Given task
Take the records underneath and set them down exactly.

The data
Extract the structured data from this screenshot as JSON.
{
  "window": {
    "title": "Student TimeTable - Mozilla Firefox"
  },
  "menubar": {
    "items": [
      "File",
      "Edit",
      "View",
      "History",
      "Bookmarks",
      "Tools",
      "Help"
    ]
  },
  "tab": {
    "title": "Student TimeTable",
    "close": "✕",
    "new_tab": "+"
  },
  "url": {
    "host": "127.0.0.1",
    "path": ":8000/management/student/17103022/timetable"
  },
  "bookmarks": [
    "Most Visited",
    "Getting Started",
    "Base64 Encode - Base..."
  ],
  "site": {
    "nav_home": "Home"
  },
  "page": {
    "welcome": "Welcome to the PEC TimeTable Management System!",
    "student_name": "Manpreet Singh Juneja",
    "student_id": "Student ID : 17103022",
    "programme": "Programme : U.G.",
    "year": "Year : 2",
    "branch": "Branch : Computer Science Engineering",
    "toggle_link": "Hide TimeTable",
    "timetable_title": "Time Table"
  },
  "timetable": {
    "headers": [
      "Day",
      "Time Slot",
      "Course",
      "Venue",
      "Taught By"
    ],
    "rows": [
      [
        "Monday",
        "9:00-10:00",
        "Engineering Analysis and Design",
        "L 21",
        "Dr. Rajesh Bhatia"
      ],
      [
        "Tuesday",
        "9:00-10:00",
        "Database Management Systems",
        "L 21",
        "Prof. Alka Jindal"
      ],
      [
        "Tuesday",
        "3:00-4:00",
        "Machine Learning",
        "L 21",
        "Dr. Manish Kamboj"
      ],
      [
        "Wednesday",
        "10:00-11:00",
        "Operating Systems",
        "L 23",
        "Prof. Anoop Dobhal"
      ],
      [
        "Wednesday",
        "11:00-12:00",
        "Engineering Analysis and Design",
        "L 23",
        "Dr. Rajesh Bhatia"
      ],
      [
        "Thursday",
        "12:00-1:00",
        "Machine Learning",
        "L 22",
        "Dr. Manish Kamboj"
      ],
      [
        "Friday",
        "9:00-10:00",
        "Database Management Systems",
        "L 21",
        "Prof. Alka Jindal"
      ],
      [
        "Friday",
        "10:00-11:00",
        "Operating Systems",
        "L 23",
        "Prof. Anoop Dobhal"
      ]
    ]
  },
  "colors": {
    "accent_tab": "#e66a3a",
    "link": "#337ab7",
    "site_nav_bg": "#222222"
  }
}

Solution to this problem
Extract the structured data from this screenshot as JSON.
{
  "window": {
    "title": "Student TimeTable - Mozilla Firefox"
  },
  "menubar": {
    "items": [
      "File",
      "Edit",
      "View",
      "History",
      "Bookmarks",
      "Tools",
      "Help"
    ]
  },
  "tab": {
    "title": "Student TimeTable",
    "close": "✕",
    "new_tab": "+"
  },
  "url": {
    "host": "127.0.0.1",
    "path": ":8000/management/student/17103022/timetable"
  },
  "bookmarks": [
    "Most Visited",
    "Getting Started",
    "Base64 Encode - Base..."
  ],
  "site": {
    "nav_home": "Home"
  },
  "page": {
    "welcome": "Welcome to the PEC TimeTable Management System!",
    "student_name": "Manpreet Singh Juneja",
    "student_id": "Student ID : 17103022",
    "programme": "Programme : U.G.",
    "year": "Year : 2",
    "branch": "Branch : Computer Science Engineering",
    "toggle_link": "Hide TimeTable",
    "timetable_title": "Time Table"
  },
  "timetable": {
    "headers": [
      "Day",
      "Time Slot",
      "Course",
      "Venue",
      "Taught By"
    ],
    "rows": [
      [
        "Monday",
        "9:00-10:00",
        "Engineering Analysis and Design",
        "L 21",
        "Dr. Rajesh Bhatia"
      ],
      [
        "Tuesday",
        "9:00-10:00",
        "Database Management Systems",
        "L 21",
        "Prof. Alka Jindal"
      ],
      [
        "Tuesday",
        "3:00-4:00",
        "Machine Learning",
        "L 21",
        "Dr. Manish Kamboj"
      ],
      [
        "Wednesday",
        "10:00-11:00",
        "Operating Systems",
        "L 23",
        "Prof. Anoop Dobhal"
      ],
      [
        "Wednesday",
        "11:00-12:00",
        "Engineering Analysis and Design",
        "L 23",
        "Dr. Rajesh Bhatia"
      ],
      [
        "Thursday",
        "12:00-1:00",
        "Machine Learning",
        "L 22",
        "Dr. Manish Kamboj"
      ],
      [
        "Friday",
        "9:00-10:00",
        "Database Management Systems",
        "L 21",
        "Prof. Alka Jindal"
      ],
      [
        "Friday",
        "10:00-11:00",
        "Operating Systems",
        "L 23",
        "Prof. Anoop Dobhal"
      ]
    ]
  },
  "colors": {
    "accent_tab": "#e66a3a",
    "link": "#337ab7",
    "site_nav_bg": "#222222"
  }
}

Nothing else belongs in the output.